## TEXT TO READ
The XRD pattern of the pristine SnHC82 electrode exhibits the β-Sn peaks and an additional small peak arising from the aluminium current collector at ∼38.5° (indicated by the dotted vertical line in Fig. 6a and used as a reference for peak shifting). The broad flat peak at lower degrees values is attributed to the kapton tape used to avoid air contact with the samples during the measurement (see Fig. S8† confirming kapton tape contribution and excluding a HC signal likely due to the low quantity in the electrode formulation). Upon sodiation, after cycling up to 0.01 V, the XRD pattern (red curve), matches with the Na₁₅Sn₄ structure corresponding to the fully sodiated Sn phase. Na₁₅Sn₄ is the only sodiated phase forming during cycling which corresponds to a thermodynamically stable Na/Sn phase.^31,39 Following the first de-sodiation, intense β-Sn peaks reappear in the XRD pattern, confirming a high degree of reversibility of the (de-)alloying reaction. A detailed examination of the main Sn peaks reveals peak broadening as the cycling progresses from pristine to longer cycled electrodes, which can be attributed to a lower degree of crystallinity in the Sn particles undergoing continuous de-sodiation or to the reduction in particle size during the formation of the coral-like structure. Overall, these results confirm the good reversibility of the process, as indicated by the high CE observed in the electrochemical tests. The high reversibility is further confirmed by the operando XRD of the SnHC82 electrodes cycled in 1 M NaPF₆ in diglyme for 10 cycles which reports the same phase transitions at every cycle and the Sn peaks at the end of every charge, independently on the current density employed, i.e. 1^st cycle at 50 mA g⁻¹ and following cycles at 100 mA g⁻¹ (see Fig. 6b).

## AIM A
In the entries below, reproduce every line from the one containing "app-notification-icon bbox=[10, 6, 21, 17]" through the one containing "avatar[interactable] bbox=[16, 34, 70, 88]", both included, with no changes.

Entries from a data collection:
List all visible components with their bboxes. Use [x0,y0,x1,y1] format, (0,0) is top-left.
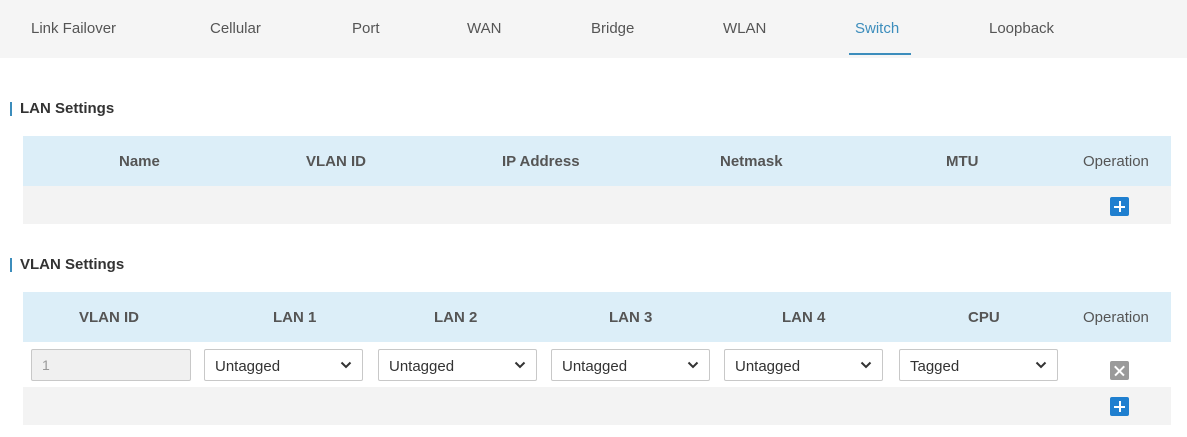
vlan-delete-button[interactable] [1110,361,1129,380]
vlan-id-field[interactable] [31,349,191,381]
lan4-value: Untagged [735,358,801,375]
chevron-down-icon [687,361,699,369]
tab-bridge[interactable]: Bridge [591,20,634,37]
lan-add-button[interactable] [1110,197,1129,216]
column-header-name: Name [119,153,160,170]
tab-port[interactable]: Port [352,20,380,37]
column-header-cpu: CPU [968,309,1000,326]
vlan-add-button[interactable] [1110,397,1129,416]
lan1-value: Untagged [215,358,281,375]
column-header-lan2: LAN 2 [434,309,478,326]
chevron-down-icon [1035,361,1047,369]
lan-table-header: Name VLAN ID IP Address Netmask MTU Oper… [23,136,1171,186]
lan-settings-title: LAN Settings [10,101,114,116]
tab-switch[interactable]: Switch [855,20,899,37]
tab-wlan[interactable]: WLAN [723,20,766,37]
lan3-value: Untagged [562,358,628,375]
column-header-vlan-id: VLAN ID [306,153,366,170]
chevron-down-icon [860,361,872,369]
column-header-operation: Operation [1083,153,1149,170]
lan-table-add-row [23,186,1171,224]
tab-wan[interactable]: WAN [467,20,501,37]
column-header-lan1: LAN 1 [273,309,317,326]
column-header-vlan-id: VLAN ID [79,309,139,326]
active-tab-indicator [849,53,911,55]
tab-cellular[interactable]: Cellular [210,20,261,37]
column-header-operation: Operation [1083,309,1149,326]
lan2-select[interactable]: Untagged [378,349,537,381]
tab-loopback[interactable]: Loopback [989,20,1054,37]
chevron-down-icon [340,361,352,369]
cpu-select[interactable]: Tagged [899,349,1058,381]
vlan-settings-title: VLAN Settings [10,257,124,272]
column-header-lan4: LAN 4 [782,309,826,326]
tab-bar: Link Failover Cellular Port WAN Bridge W… [0,0,1187,58]
column-header-mtu: MTU [946,153,979,170]
lan2-value: Untagged [389,358,455,375]
vlan-table-header: VLAN ID LAN 1 LAN 2 LAN 3 LAN 4 CPU Oper… [23,292,1171,342]
column-header-netmask: Netmask [720,153,783,170]
chevron-down-icon [514,361,526,369]
vlan-table-add-row [23,387,1171,425]
tab-link-failover[interactable]: Link Failover [31,20,116,37]
lan4-select[interactable]: Untagged [724,349,883,381]
column-header-ip-address: IP Address [502,153,580,170]
lan1-select[interactable]: Untagged [204,349,363,381]
lan3-select[interactable]: Untagged [551,349,710,381]
cpu-value: Tagged [910,358,960,375]
column-header-lan3: LAN 3 [609,309,653,326]
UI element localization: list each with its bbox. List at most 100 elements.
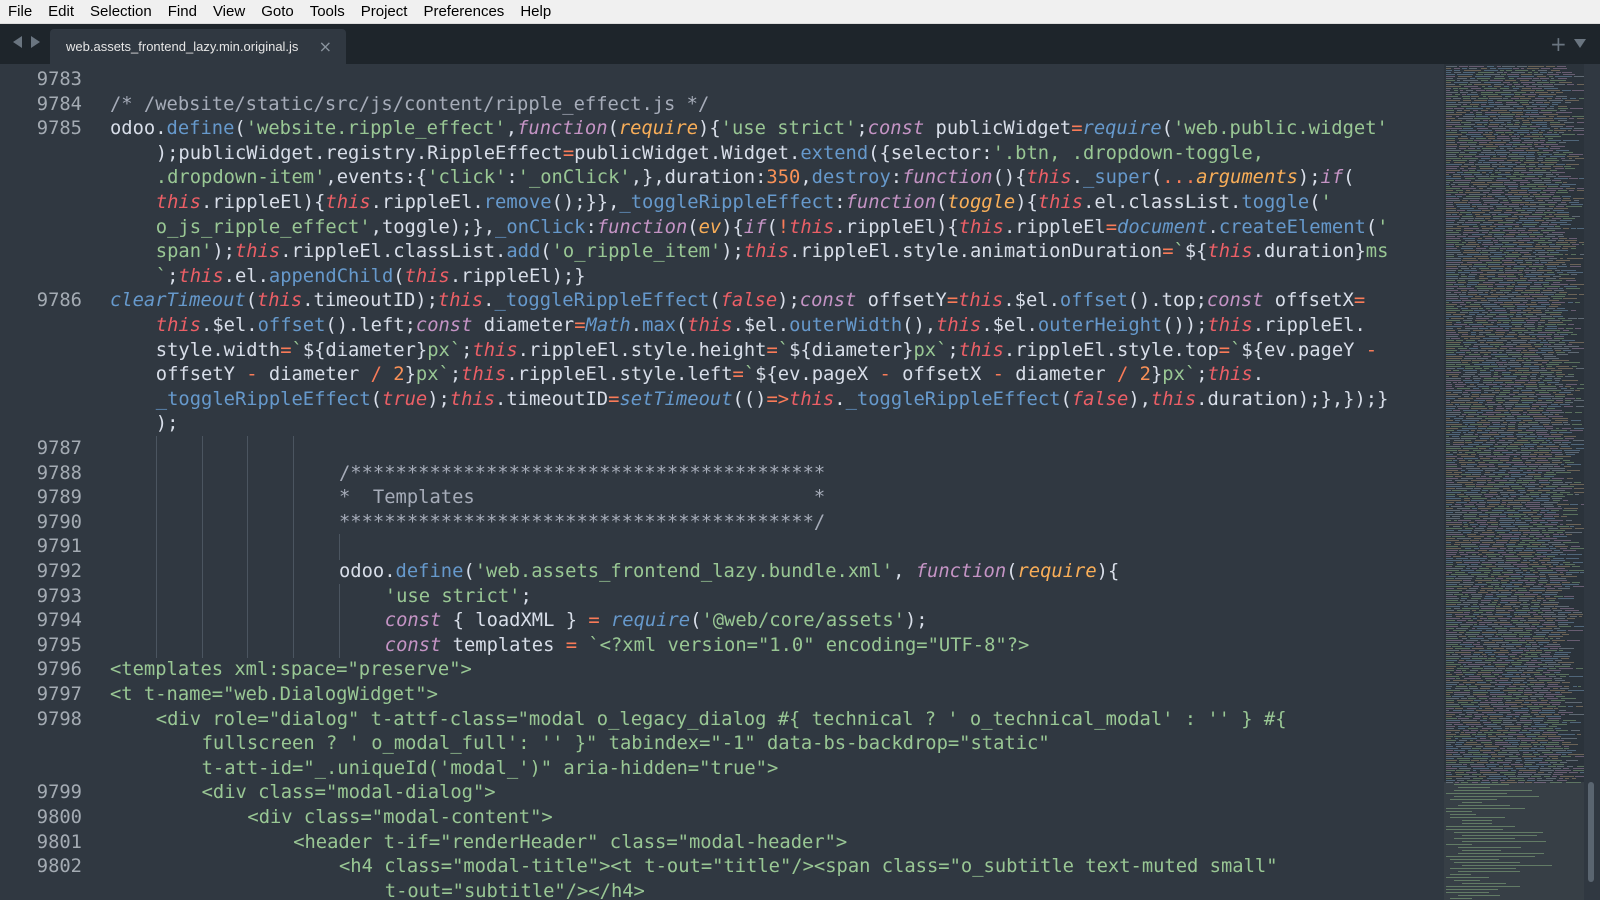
code-line[interactable]: ); bbox=[0, 411, 1420, 436]
code-line[interactable]: 9790 ************************************… bbox=[0, 509, 1420, 536]
code-line[interactable]: _toggleRippleEffect(true);this.timeoutID… bbox=[0, 387, 1420, 412]
code-line[interactable]: 9783 bbox=[0, 67, 1420, 92]
minimap-line bbox=[1475, 570, 1491, 571]
triangle-right-icon[interactable] bbox=[31, 36, 40, 48]
minimap-line bbox=[1540, 572, 1558, 573]
minimap-line bbox=[1544, 274, 1555, 275]
minimap-line bbox=[1512, 718, 1517, 719]
minimap-line bbox=[1545, 694, 1562, 695]
minimap-line bbox=[1555, 666, 1571, 667]
minimap-line bbox=[1527, 174, 1544, 175]
code-line[interactable]: this.rippleEl){this.rippleEl.remove();}}… bbox=[0, 190, 1420, 215]
code-line[interactable]: this.$el.offset().left;const diameter=Ma… bbox=[0, 313, 1420, 338]
code-line[interactable]: 9784/* /website/static/src/js/content/ri… bbox=[0, 92, 1420, 117]
code-line[interactable]: 9800 <div class="modal-content"> bbox=[0, 805, 1420, 830]
minimap-line bbox=[1537, 740, 1549, 741]
minimap-line bbox=[1446, 560, 1462, 561]
minimap-line bbox=[1446, 314, 1452, 315]
code-line[interactable]: o_js_ripple_effect',toggle);},_onClick:f… bbox=[0, 215, 1420, 240]
minimap-line bbox=[1478, 208, 1489, 209]
minimap-line bbox=[1495, 340, 1508, 341]
minimap-line bbox=[1475, 584, 1487, 585]
code-line[interactable]: 9785 odoo.define('website.ripple_effect',… bbox=[0, 116, 1420, 141]
vertical-scrollbar[interactable] bbox=[1584, 64, 1600, 900]
minimap-line bbox=[1446, 650, 1459, 651]
code-line[interactable]: 9792 odoo.define('web.assets_frontend_laz… bbox=[0, 559, 1420, 585]
plus-icon[interactable]: + bbox=[1550, 33, 1567, 55]
code-line[interactable]: 9797 <t t-name="web.DialogWidget"> bbox=[0, 682, 1420, 707]
minimap-line bbox=[1458, 220, 1466, 221]
menu-item-goto[interactable]: Goto bbox=[253, 0, 302, 24]
minimap-line bbox=[1489, 682, 1497, 683]
code-line[interactable]: 9789 * Templates * bbox=[0, 485, 1420, 511]
code-line[interactable]: 9793'use strict'; bbox=[0, 583, 1420, 610]
code-line[interactable]: 9796 <templates xml:space="preserve"> bbox=[0, 657, 1420, 682]
menu-item-preferences[interactable]: Preferences bbox=[415, 0, 512, 24]
minimap-line bbox=[1546, 146, 1550, 147]
code-line[interactable]: 9794 const { loadXML } = require('@web/co… bbox=[0, 608, 1420, 634]
code-line[interactable]: t-att-id="_.uniqueId('modal_')" aria-hid… bbox=[0, 756, 1420, 781]
minimap-line bbox=[1488, 124, 1500, 125]
code-line[interactable]: t-out="subtitle"/></h4> bbox=[0, 879, 1420, 900]
minimap-line bbox=[1489, 160, 1504, 161]
minimap[interactable] bbox=[1444, 64, 1584, 900]
minimap-line bbox=[1484, 378, 1499, 379]
minimap-line bbox=[1451, 376, 1459, 377]
code-line[interactable]: 9786 clearTimeout(this.timeoutID);this._t… bbox=[0, 288, 1420, 313]
code-line[interactable]: .dropdown-item',events:{'click':'_onClic… bbox=[0, 165, 1420, 190]
minimap-line bbox=[1555, 606, 1570, 607]
code-line[interactable]: fullscreen ? ' o_modal_full': '' }" tabi… bbox=[0, 731, 1420, 756]
minimap-line bbox=[1526, 670, 1534, 671]
triangle-left-icon[interactable] bbox=[13, 36, 22, 48]
code-line[interactable]: 9791 bbox=[0, 534, 1420, 560]
menu-item-selection[interactable]: Selection bbox=[82, 0, 160, 24]
minimap-line bbox=[1542, 616, 1551, 617]
code-line[interactable]: offsetY - diameter / 2}px`;this.rippleEl… bbox=[0, 362, 1420, 387]
minimap-line bbox=[1545, 364, 1560, 365]
close-icon[interactable]: × bbox=[319, 29, 332, 64]
menu-item-project[interactable]: Project bbox=[353, 0, 416, 24]
minimap-line bbox=[1453, 382, 1457, 383]
minimap-line bbox=[1540, 496, 1548, 497]
minimap-line bbox=[1527, 108, 1532, 109]
code-line[interactable]: style.width=`${diameter}px`;this.rippleE… bbox=[0, 338, 1420, 363]
menu-item-view[interactable]: View bbox=[205, 0, 253, 24]
menu-item-edit[interactable]: Edit bbox=[40, 0, 82, 24]
minimap-line bbox=[1492, 308, 1505, 309]
line-number: 9794 bbox=[36, 610, 82, 632]
minimap-line bbox=[1546, 584, 1561, 585]
minimap-line bbox=[1518, 426, 1531, 427]
minimap-line bbox=[1446, 482, 1455, 483]
menu-item-file[interactable]: File bbox=[0, 0, 40, 24]
minimap-line bbox=[1521, 668, 1536, 669]
minimap-line bbox=[1446, 398, 1456, 399]
minimap-line bbox=[1464, 368, 1474, 369]
menu-item-help[interactable]: Help bbox=[512, 0, 559, 24]
minimap-line bbox=[1538, 762, 1549, 763]
minimap-line bbox=[1554, 692, 1560, 693]
code-line[interactable]: 9801 <header t-if="renderHeader" class="m… bbox=[0, 830, 1420, 855]
minimap-line bbox=[1455, 480, 1468, 481]
minimap-line bbox=[1495, 628, 1508, 629]
code-line[interactable]: 9788/***********************************… bbox=[0, 460, 1420, 487]
code-line[interactable]: span');this.rippleEl.classList.add('o_ri… bbox=[0, 239, 1420, 264]
code-line[interactable]: `;this.el.appendChild(this.rippleEl);} bbox=[0, 264, 1420, 289]
minimap-line bbox=[1493, 452, 1501, 453]
menu-item-find[interactable]: Find bbox=[160, 0, 205, 24]
code-line[interactable]: 9799 <div class="modal-dialog"> bbox=[0, 780, 1420, 805]
code-line[interactable]: 9795 const templates = `<?xml version="1.… bbox=[0, 632, 1420, 659]
code-editor[interactable]: 9783 9784/* /website/static/src/js/conten… bbox=[0, 64, 1444, 900]
minimap-line bbox=[1571, 348, 1584, 349]
scrollbar-thumb[interactable] bbox=[1588, 782, 1594, 882]
code-line[interactable]: 9798 <div role="dialog" t-attf-class="mod… bbox=[0, 707, 1420, 732]
code-line[interactable]: );publicWidget.registry.RippleEffect=pub… bbox=[0, 141, 1420, 166]
minimap-line bbox=[1473, 256, 1488, 257]
chevron-down-icon[interactable] bbox=[1574, 39, 1586, 48]
menu-item-tools[interactable]: Tools bbox=[302, 0, 353, 24]
minimap-line bbox=[1512, 710, 1530, 711]
minimap-line bbox=[1545, 658, 1558, 659]
code-line[interactable]: 9787 bbox=[0, 436, 1420, 462]
tab-active-file[interactable]: web.assets_frontend_lazy.min.original.js… bbox=[50, 29, 346, 64]
code-line[interactable]: 9802 <h4 class="modal-title"><t t-out="ti… bbox=[0, 854, 1420, 879]
minimap-line bbox=[1568, 178, 1578, 179]
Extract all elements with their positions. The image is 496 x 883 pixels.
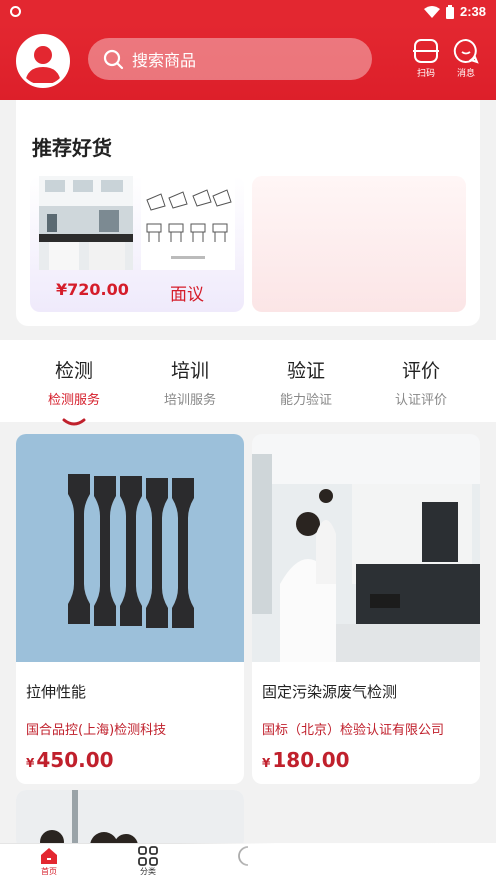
app-notification-icon bbox=[10, 6, 21, 17]
recommend-group: ¥720.00 面议 bbox=[30, 176, 244, 312]
tab-title: 验证 bbox=[286, 360, 325, 382]
recommend-price-2: 面议 bbox=[170, 285, 204, 305]
tab-verification[interactable]: 验证 能力验证 bbox=[244, 356, 368, 408]
nav-home-label: 首页 bbox=[41, 867, 57, 876]
avatar[interactable] bbox=[16, 34, 70, 88]
recommend-section: 推荐好货 ¥720.00 面议 bbox=[16, 100, 480, 326]
home-icon bbox=[41, 848, 57, 864]
product-name: 拉伸性能 bbox=[26, 683, 87, 701]
status-time: 2:38 bbox=[459, 4, 486, 19]
recommend-product-image-lab[interactable] bbox=[39, 176, 133, 270]
product-price: ¥180.00 bbox=[262, 748, 350, 772]
watermark-fade bbox=[180, 843, 496, 883]
header: 搜索商品 扫码 消息 bbox=[0, 24, 496, 100]
tab-evaluation[interactable]: 评价 认证评价 bbox=[359, 356, 483, 408]
tab-subtitle: 能力验证 bbox=[279, 393, 332, 408]
product-image-lab-test bbox=[252, 434, 480, 662]
category-icon bbox=[138, 846, 158, 866]
message-button[interactable]: 消息 bbox=[446, 38, 486, 88]
search-placeholder: 搜索商品 bbox=[132, 51, 197, 70]
product-image-partial bbox=[16, 790, 244, 850]
recommend-price-1: ¥720.00 bbox=[56, 280, 129, 299]
battery-icon bbox=[445, 4, 454, 19]
currency-symbol: ¥ bbox=[26, 756, 35, 770]
price-value: 450.00 bbox=[36, 748, 114, 772]
status-bar: 2:38 bbox=[0, 0, 496, 24]
user-icon bbox=[19, 37, 67, 85]
message-icon bbox=[453, 38, 479, 64]
message-label: 消息 bbox=[456, 69, 475, 79]
tab-subtitle: 培训服务 bbox=[163, 393, 216, 408]
search-bar[interactable]: 搜索商品 bbox=[88, 38, 372, 80]
tab-subtitle: 认证评价 bbox=[394, 393, 447, 408]
product-company: 国合品控(上海)检测科技 bbox=[26, 723, 167, 738]
nav-category[interactable]: 分类 bbox=[118, 846, 178, 877]
recommend-product-image-diagram[interactable] bbox=[141, 176, 235, 270]
product-name: 固定污染源废气检测 bbox=[262, 683, 398, 701]
search-icon bbox=[103, 49, 124, 70]
product-card[interactable]: 固定污染源废气检测 国标（北京）检验认证有限公司 ¥180.00 bbox=[252, 434, 480, 784]
tab-title: 培训 bbox=[170, 360, 209, 382]
product-card-partial[interactable] bbox=[16, 790, 244, 850]
product-image-tensile bbox=[16, 434, 244, 662]
active-tab-indicator bbox=[62, 418, 86, 426]
recommend-placeholder[interactable] bbox=[252, 176, 466, 312]
tab-subtitle: 检测服务 bbox=[47, 393, 100, 408]
tab-training[interactable]: 培训 培训服务 bbox=[128, 356, 252, 408]
tab-title: 评价 bbox=[401, 360, 440, 382]
nav-category-label: 分类 bbox=[140, 867, 156, 876]
wifi-icon bbox=[423, 5, 440, 18]
product-card[interactable]: 拉伸性能 国合品控(上海)检测科技 ¥450.00 bbox=[16, 434, 244, 784]
scan-icon bbox=[413, 39, 439, 63]
nav-home[interactable]: 首页 bbox=[19, 846, 79, 877]
product-price: ¥450.00 bbox=[26, 748, 114, 772]
currency-symbol: ¥ bbox=[262, 756, 271, 770]
recommend-title: 推荐好货 bbox=[32, 136, 112, 160]
price-value: 180.00 bbox=[272, 748, 350, 772]
scan-label: 扫码 bbox=[416, 69, 435, 79]
scan-button[interactable]: 扫码 bbox=[406, 38, 446, 88]
tab-title: 检测 bbox=[54, 360, 93, 382]
service-tabs: 检测 检测服务 培训 培训服务 验证 能力验证 评价 认证评价 bbox=[0, 340, 496, 426]
tab-testing[interactable]: 检测 检测服务 bbox=[12, 356, 136, 426]
product-company: 国标（北京）检验认证有限公司 bbox=[262, 723, 445, 738]
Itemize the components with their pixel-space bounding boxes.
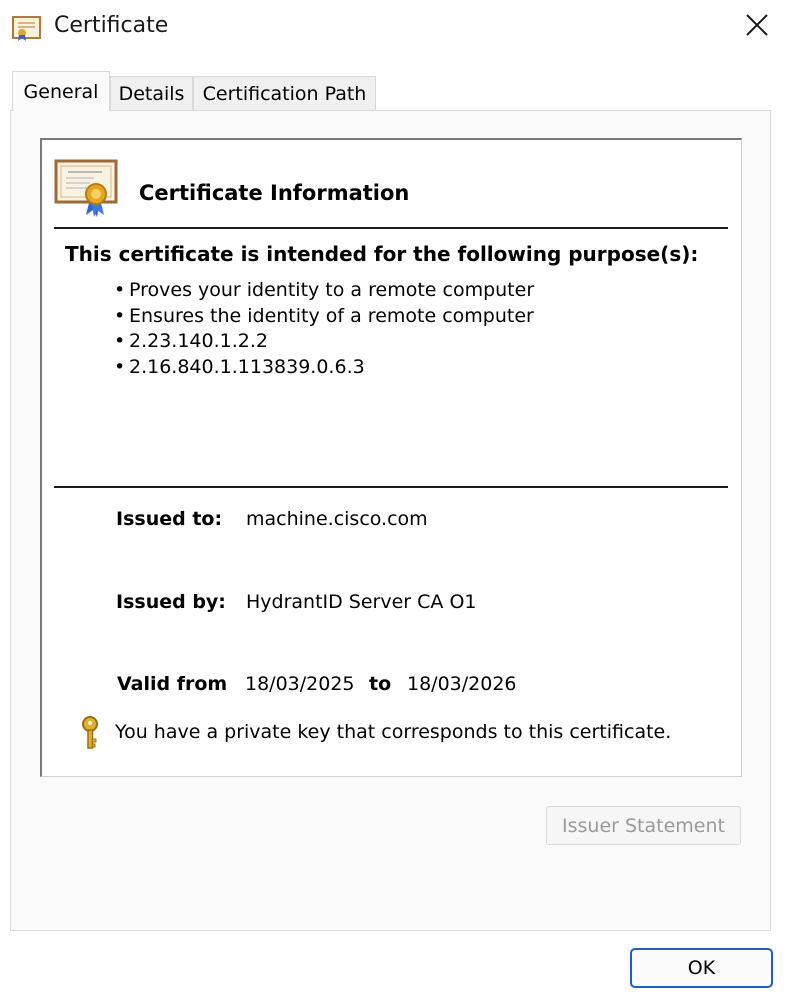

## AIM B
According to the text on the XRD pattern of the SnHC82 electrode, what gives rise to the small additional peak at ∼38.5°?

## WORKED ANSWER A
app-notification-icon bbox=[10, 6, 21, 17]
recommend-group: ¥720.00 面议 bbox=[30, 176, 244, 312]
tab-title: 验证 bbox=[286, 360, 325, 382]
recommend-price-2: 面议 bbox=[170, 285, 204, 305]
tab-verification[interactable]: 验证 能力验证 bbox=[244, 356, 368, 408]
nav-home-label: 首页 bbox=[41, 867, 57, 876]
avatar[interactable] bbox=[16, 34, 70, 88]

## WORKED ANSWER B
The aluminium current collector.